What this task involves:
Convert the lines below into a Markdown table with two columns, No. and Line. Number each row in order and skip any blank lines.
* start *
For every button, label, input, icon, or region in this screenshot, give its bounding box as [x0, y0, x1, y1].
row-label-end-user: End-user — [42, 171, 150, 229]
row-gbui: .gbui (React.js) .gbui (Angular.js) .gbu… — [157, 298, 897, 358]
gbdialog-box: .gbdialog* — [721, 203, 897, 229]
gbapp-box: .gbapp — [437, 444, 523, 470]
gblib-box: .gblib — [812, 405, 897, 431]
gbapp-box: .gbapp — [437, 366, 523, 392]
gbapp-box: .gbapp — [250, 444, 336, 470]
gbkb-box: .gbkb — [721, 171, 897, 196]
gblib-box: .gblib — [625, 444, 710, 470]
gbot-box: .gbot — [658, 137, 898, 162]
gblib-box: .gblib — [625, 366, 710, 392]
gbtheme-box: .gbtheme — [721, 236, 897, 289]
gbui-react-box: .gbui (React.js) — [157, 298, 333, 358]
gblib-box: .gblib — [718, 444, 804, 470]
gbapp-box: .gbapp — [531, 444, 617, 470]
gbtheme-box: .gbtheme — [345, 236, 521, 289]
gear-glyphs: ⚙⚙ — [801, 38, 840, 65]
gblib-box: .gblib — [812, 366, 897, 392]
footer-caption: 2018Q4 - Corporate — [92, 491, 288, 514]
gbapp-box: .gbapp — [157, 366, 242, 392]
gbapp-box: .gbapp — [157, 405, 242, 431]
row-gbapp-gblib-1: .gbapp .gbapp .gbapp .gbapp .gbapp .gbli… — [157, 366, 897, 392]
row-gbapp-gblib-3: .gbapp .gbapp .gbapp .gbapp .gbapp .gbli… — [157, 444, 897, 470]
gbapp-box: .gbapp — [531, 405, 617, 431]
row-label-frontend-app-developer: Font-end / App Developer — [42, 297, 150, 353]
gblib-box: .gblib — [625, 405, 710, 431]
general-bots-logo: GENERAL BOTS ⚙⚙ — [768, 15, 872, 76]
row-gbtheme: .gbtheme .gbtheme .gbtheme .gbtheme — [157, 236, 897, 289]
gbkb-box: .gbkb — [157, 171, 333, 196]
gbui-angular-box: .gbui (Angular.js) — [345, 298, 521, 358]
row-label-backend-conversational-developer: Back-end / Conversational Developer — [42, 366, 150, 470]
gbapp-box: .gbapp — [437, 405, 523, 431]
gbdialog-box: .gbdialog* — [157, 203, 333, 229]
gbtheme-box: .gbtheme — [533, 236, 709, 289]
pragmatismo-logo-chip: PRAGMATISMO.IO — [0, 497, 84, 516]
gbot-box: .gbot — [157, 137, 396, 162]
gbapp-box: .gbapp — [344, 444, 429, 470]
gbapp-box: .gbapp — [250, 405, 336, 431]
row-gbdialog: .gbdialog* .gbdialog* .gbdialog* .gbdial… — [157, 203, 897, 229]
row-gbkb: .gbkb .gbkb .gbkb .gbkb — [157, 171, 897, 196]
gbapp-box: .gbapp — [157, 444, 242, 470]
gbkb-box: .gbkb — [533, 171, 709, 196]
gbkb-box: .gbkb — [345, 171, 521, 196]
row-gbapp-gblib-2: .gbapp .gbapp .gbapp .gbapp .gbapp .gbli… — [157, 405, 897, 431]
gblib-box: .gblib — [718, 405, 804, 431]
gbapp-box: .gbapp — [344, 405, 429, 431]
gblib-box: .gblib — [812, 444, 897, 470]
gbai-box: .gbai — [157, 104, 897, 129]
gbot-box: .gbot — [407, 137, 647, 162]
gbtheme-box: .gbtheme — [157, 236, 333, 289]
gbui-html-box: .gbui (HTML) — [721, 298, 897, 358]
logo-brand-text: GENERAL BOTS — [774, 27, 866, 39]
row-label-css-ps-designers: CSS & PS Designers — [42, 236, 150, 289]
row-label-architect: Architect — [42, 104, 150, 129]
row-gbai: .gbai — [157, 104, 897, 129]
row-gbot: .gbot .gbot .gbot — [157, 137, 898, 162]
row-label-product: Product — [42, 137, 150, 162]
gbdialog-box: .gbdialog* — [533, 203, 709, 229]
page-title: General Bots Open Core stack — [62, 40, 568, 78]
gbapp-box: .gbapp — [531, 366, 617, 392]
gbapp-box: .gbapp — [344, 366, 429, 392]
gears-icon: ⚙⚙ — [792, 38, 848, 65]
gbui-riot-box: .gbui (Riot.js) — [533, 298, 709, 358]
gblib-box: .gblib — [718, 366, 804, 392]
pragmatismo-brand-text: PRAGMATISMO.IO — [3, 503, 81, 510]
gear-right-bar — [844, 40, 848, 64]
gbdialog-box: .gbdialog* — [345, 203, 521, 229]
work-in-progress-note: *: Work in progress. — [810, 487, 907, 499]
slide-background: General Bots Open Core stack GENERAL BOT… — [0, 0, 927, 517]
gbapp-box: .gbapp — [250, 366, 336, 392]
* end *
Task response:
| No. | Line |
|---|---|
| 1 | For every button, label, input, icon, or region in this screenshot, give its bounding box as [x0, y0, x1, y1]. |
| 2 | row-label-end-user: End-user — [42, 171, 150, 229] |
| 3 | row-gbui: .gbui (React.js) .gbui (Angular.js) .gbu… — [157, 298, 897, 358] |
| 4 | gbdialog-box: .gbdialog* — [721, 203, 897, 229] |
| 5 | gbapp-box: .gbapp — [437, 444, 523, 470] |
| 6 | gblib-box: .gblib — [812, 405, 897, 431] |
| 7 | gbapp-box: .gbapp — [437, 366, 523, 392] |
| 8 | gbapp-box: .gbapp — [250, 444, 336, 470] |
| 9 | gbkb-box: .gbkb — [721, 171, 897, 196] |
| 10 | gblib-box: .gblib — [625, 444, 710, 470] |
| 11 | gbot-box: .gbot — [658, 137, 898, 162] |
| 12 | gblib-box: .gblib — [625, 366, 710, 392] |
| 13 | gbtheme-box: .gbtheme — [721, 236, 897, 289] |
| 14 | gbui-react-box: .gbui (React.js) — [157, 298, 333, 358] |
| 15 | gblib-box: .gblib — [718, 444, 804, 470] |
| 16 | gbapp-box: .gbapp — [531, 444, 617, 470] |
| 17 | gbtheme-box: .gbtheme — [345, 236, 521, 289] |
| 18 | gear-glyphs: ⚙⚙ — [801, 38, 840, 65] |
| 19 | gblib-box: .gblib — [812, 366, 897, 392] |
| 20 | footer-caption: 2018Q4 - Corporate — [92, 491, 288, 514] |
| 21 | gbapp-box: .gbapp — [157, 366, 242, 392] |
| 22 | gbapp-box: .gbapp — [157, 405, 242, 431] |
| 23 | row-gbapp-gblib-1: .gbapp .gbapp .gbapp .gbapp .gbapp .gbli… — [157, 366, 897, 392] |
| 24 | row-gbapp-gblib-3: .gbapp .gbapp .gbapp .gbapp .gbapp .gbli… — [157, 444, 897, 470] |
| 25 | gbapp-box: .gbapp — [531, 405, 617, 431] |
| 26 | row-label-frontend-app-developer: Font-end / App Developer — [42, 297, 150, 353] |
| 27 | gblib-box: .gblib — [625, 405, 710, 431] |
| 28 | general-bots-logo: GENERAL BOTS ⚙⚙ — [768, 15, 872, 76] |
| 29 | row-gbtheme: .gbtheme .gbtheme .gbtheme .gbtheme — [157, 236, 897, 289] |
| 30 | gbkb-box: .gbkb — [157, 171, 333, 196] |
| 31 | gbui-angular-box: .gbui (Angular.js) — [345, 298, 521, 358] |
| 32 | row-label-backend-conversational-developer: Back-end / Conversational Developer — [42, 366, 150, 470] |
| 33 | gbapp-box: .gbapp — [437, 405, 523, 431] |
| 34 | gbdialog-box: .gbdialog* — [157, 203, 333, 229] |
| 35 | gbtheme-box: .gbtheme — [533, 236, 709, 289] |
| 36 | pragmatismo-logo-chip: PRAGMATISMO.IO — [0, 497, 84, 516] |
| 37 | gbot-box: .gbot — [157, 137, 396, 162] |
| 38 | gbapp-box: .gbapp — [344, 444, 429, 470] |
| 39 | gbapp-box: .gbapp — [250, 405, 336, 431] |
| 40 | row-gbdialog: .gbdialog* .gbdialog* .gbdialog* .gbdial… — [157, 203, 897, 229] |
| 41 | row-gbkb: .gbkb .gbkb .gbkb .gbkb — [157, 171, 897, 196] |
| 42 | gbapp-box: .gbapp — [157, 444, 242, 470] |
| 43 | gbkb-box: .gbkb — [533, 171, 709, 196] |
| 44 | gbkb-box: .gbkb — [345, 171, 521, 196] |
| 45 | row-gbapp-gblib-2: .gbapp .gbapp .gbapp .gbapp .gbapp .gbli… — [157, 405, 897, 431] |
| 46 | gblib-box: .gblib — [718, 405, 804, 431] |
| 47 | gbapp-box: .gbapp — [344, 405, 429, 431] |
| 48 | gblib-box: .gblib — [812, 444, 897, 470] |
| 49 | gbai-box: .gbai — [157, 104, 897, 129] |
| 50 | gbot-box: .gbot — [407, 137, 647, 162] |
| 51 | gbtheme-box: .gbtheme — [157, 236, 333, 289] |
| 52 | gbui-html-box: .gbui (HTML) — [721, 298, 897, 358] |
| 53 | logo-brand-text: GENERAL BOTS — [774, 27, 866, 39] |
| 54 | row-label-css-ps-designers: CSS & PS Designers — [42, 236, 150, 289] |
| 55 | row-label-architect: Architect — [42, 104, 150, 129] |
| 56 | row-gbai: .gbai — [157, 104, 897, 129] |
| 57 | row-gbot: .gbot .gbot .gbot — [157, 137, 898, 162] |
| 58 | row-label-product: Product — [42, 137, 150, 162] |
| 59 | gbdialog-box: .gbdialog* — [533, 203, 709, 229] |
| 60 | page-title: General Bots Open Core stack — [62, 40, 568, 78] |
| 61 | gbapp-box: .gbapp — [531, 366, 617, 392] |
| 62 | gbapp-box: .gbapp — [344, 366, 429, 392] |
| 63 | gears-icon: ⚙⚙ — [792, 38, 848, 65] |
| 64 | gbui-riot-box: .gbui (Riot.js) — [533, 298, 709, 358] |
| 65 | gblib-box: .gblib — [718, 366, 804, 392] |
| 66 | pragmatismo-brand-text: PRAGMATISMO.IO — [3, 503, 81, 510] |
| 67 | gear-right-bar — [844, 40, 848, 64] |
| 68 | gbdialog-box: .gbdialog* — [345, 203, 521, 229] |
| 69 | work-in-progress-note: *: Work in progress. — [810, 487, 907, 499] |
| 70 | slide-background: General Bots Open Core stack GENERAL BOT… — [0, 0, 927, 517] |
| 71 | gbapp-box: .gbapp — [250, 366, 336, 392] |